((

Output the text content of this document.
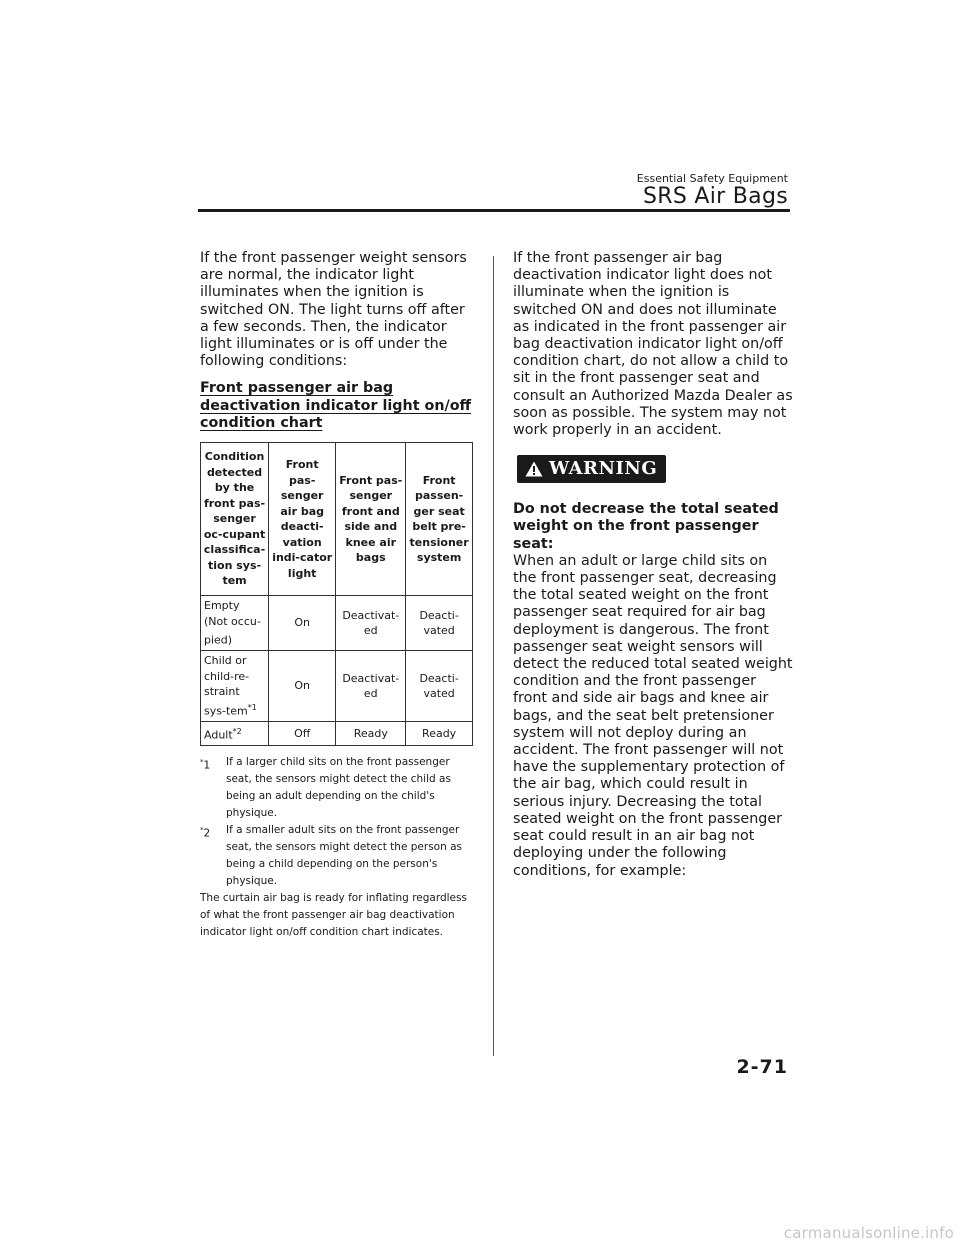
Essential Safety Equipment
SRS Air Bags

If the front passenger weight sensors are normal, the indicator light illuminates when the ignition is switched ON. The light turns off after a few seconds. Then, the indicator light illuminates or is off under the following conditions:

Front passenger air bag deactivation indicator light on/off condition chart

Condition detected by the front pas-senger oc-cupant classifica-tion sys-tem	Front pas-senger air bag deacti-vation indi-cator light	Front pas-senger front and side and knee air bags	Front passen-ger seat belt pre-tensioner system
Empty (Not occu-pied)	On	Deactivat-ed	Deacti-vated
Child or child-re-straint sys-tem$^{*1}$	On	Deactivat-ed	Deacti-vated
Adult$^{*2}$	Off	Ready	Ready
*1 If a larger child sits on the front passenger seat, the sensors might detect the child as being an adult depending on the child's physique.
*2 If a smaller adult sits on the front passenger seat, the sensors might detect the person as being a child depending on the person's physique.
The curtain air bag is ready for inflating regardless of what the front passenger air bag deactivation indicator light on/off condition chart indicates.

If the front passenger air bag deactivation indicator light does not illuminate when the ignition is switched ON and does not illuminate as indicated in the front passenger air bag deactivation indicator light on/off condition chart, do not allow a child to sit in the front passenger seat and consult an Authorized Mazda Dealer as soon as possible. The system may not work properly in an accident.

WARNING

Do not decrease the total seated weight on the front passenger seat:

When an adult or large child sits on the front passenger seat, decreasing the total seated weight on the front passenger seat required for air bag deployment is dangerous. The front passenger seat weight sensors will detect the reduced total seated weight condition and the front passenger front and side air bags and knee air bags, and the seat belt pretensioner system will not deploy during an accident. The front passenger will not have the supplementary protection of the air bag, which could result in serious injury. Decreasing the total seated weight on the front passenger seat could result in an air bag not deploying under the following conditions, for example:

2-71
carmanualsonline.info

))

Work required: Look through the records and gather every line containing "chart".

Response to this exercise:
Front passenger air bag deactivation indicator light on/off condition chart
The curtain air bag is ready for inflating regardless of what the front passenger air bag deactivation indicator light on/off condition chart indicates.
If the front passenger air bag deactivation indicator light does not illuminate when the ignition is switched ON and does not illuminate as indicated in the front passenger air bag deactivation indicator light on/off condition chart, do not allow a child to sit in the front passenger seat and consult an Authorized Mazda Dealer as soon as possible. The system may not work properly in an accident.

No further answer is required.